━━━━━ Dataset

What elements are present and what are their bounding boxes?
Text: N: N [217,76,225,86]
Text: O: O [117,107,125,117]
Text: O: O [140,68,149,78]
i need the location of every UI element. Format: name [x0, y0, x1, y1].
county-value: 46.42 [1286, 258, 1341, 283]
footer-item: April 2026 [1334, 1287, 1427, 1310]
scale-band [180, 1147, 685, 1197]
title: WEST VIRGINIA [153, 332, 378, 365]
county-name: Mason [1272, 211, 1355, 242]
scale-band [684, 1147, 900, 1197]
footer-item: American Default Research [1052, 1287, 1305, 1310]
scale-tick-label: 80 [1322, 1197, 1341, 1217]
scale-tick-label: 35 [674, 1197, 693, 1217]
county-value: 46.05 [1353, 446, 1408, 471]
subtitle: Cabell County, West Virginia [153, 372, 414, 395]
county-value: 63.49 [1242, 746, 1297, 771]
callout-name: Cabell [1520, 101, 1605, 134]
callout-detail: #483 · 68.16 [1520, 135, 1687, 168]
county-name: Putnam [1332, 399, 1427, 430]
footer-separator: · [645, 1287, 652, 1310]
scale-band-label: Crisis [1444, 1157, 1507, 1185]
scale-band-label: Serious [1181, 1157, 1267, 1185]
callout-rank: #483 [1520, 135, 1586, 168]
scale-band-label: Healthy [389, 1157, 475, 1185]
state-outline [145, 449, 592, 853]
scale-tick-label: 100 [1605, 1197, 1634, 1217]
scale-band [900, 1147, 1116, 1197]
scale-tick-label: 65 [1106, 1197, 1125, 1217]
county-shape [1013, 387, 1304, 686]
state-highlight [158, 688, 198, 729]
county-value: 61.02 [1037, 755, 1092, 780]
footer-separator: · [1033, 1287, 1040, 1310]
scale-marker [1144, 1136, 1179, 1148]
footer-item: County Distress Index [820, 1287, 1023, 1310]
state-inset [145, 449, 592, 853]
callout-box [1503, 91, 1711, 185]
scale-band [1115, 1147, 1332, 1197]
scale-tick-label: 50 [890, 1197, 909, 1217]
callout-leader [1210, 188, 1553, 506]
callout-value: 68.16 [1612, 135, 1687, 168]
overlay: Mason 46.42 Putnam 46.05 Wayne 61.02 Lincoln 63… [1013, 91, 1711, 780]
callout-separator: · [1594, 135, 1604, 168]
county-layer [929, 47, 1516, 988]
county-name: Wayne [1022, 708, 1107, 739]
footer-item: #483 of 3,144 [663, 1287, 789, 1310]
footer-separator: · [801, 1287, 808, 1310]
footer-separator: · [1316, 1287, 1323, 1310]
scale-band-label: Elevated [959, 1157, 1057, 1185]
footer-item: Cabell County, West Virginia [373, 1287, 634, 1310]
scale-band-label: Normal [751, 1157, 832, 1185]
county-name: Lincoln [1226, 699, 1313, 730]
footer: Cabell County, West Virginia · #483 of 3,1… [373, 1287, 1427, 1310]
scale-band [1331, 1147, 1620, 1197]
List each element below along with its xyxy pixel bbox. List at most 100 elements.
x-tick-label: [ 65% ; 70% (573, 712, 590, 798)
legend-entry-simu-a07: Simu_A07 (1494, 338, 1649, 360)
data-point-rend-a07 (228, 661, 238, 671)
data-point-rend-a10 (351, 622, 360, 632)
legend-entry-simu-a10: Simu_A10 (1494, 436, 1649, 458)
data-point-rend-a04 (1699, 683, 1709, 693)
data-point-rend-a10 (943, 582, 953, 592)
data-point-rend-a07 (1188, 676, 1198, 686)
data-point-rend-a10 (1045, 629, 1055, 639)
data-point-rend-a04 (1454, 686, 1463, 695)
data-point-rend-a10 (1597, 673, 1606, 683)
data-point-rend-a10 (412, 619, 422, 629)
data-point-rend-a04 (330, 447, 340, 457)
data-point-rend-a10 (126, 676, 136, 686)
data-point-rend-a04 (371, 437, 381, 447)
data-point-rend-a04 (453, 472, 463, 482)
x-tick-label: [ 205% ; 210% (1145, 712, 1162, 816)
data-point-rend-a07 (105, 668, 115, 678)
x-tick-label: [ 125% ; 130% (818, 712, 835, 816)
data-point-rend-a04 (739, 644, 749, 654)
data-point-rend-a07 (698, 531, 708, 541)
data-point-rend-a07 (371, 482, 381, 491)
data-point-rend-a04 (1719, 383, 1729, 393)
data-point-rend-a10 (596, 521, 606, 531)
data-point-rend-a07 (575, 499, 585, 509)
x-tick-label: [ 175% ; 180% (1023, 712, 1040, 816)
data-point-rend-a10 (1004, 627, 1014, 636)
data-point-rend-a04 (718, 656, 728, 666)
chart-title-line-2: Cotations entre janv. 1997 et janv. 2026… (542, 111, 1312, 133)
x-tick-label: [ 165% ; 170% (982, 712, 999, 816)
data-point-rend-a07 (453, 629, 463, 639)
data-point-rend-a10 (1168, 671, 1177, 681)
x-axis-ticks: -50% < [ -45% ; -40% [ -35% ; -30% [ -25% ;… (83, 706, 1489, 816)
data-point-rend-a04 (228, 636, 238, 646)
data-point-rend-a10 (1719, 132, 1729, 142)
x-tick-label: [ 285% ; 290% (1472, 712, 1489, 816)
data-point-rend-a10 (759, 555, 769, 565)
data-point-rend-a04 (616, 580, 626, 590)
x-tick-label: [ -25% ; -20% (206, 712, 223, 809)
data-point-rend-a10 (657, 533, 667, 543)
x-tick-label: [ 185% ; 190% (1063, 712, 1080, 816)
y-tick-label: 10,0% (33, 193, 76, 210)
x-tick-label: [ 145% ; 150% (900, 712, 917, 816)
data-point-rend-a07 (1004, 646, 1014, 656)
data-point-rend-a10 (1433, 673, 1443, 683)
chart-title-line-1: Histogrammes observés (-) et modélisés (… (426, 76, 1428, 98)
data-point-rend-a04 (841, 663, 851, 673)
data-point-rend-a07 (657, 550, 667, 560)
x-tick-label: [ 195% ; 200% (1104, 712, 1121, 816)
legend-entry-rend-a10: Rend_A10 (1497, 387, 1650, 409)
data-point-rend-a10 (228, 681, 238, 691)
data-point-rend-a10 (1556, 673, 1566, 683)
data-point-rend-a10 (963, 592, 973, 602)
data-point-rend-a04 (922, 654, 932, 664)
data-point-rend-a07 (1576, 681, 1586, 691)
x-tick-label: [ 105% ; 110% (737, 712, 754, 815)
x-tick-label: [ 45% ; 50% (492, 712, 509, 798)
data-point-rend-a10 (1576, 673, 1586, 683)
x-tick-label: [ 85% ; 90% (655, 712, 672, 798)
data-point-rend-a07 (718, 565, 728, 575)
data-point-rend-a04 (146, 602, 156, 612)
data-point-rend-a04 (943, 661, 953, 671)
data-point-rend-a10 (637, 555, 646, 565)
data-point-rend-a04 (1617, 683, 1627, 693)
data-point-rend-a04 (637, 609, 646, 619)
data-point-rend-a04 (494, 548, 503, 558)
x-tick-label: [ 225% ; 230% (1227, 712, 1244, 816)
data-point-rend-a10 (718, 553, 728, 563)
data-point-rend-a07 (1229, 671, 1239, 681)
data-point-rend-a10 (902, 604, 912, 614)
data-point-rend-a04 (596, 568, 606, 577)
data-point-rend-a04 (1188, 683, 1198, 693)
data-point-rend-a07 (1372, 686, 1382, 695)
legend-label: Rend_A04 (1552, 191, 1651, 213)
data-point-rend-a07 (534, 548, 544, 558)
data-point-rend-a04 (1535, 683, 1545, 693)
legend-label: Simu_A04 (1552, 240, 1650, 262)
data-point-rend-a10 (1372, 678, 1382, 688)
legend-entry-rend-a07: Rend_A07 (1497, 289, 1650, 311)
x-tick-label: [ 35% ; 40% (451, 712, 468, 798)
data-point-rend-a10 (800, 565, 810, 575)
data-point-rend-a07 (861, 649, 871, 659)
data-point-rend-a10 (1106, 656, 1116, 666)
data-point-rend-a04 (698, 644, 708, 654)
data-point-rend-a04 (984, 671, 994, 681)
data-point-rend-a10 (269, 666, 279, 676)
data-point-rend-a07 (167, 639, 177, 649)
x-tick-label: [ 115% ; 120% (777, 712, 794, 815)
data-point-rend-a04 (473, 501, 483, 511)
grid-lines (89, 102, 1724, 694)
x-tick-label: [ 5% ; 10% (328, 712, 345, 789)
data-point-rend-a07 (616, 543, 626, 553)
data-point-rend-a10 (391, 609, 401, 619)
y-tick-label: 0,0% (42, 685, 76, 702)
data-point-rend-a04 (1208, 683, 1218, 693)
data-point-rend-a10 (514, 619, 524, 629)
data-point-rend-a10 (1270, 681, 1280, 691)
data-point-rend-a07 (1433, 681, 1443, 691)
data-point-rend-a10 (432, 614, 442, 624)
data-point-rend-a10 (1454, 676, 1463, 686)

━━━━━━━━━━

Find every line in the data above that contains the string "entry" and copy each of those lines in full. Case counts.

▶ **Response**:
legend-entry-simu-a07: Simu_A07 (1494, 338, 1649, 360)
legend-entry-simu-a10: Simu_A10 (1494, 436, 1649, 458)
legend-entry-rend-a10: Rend_A10 (1497, 387, 1650, 409)
legend-entry-rend-a07: Rend_A07 (1497, 289, 1650, 311)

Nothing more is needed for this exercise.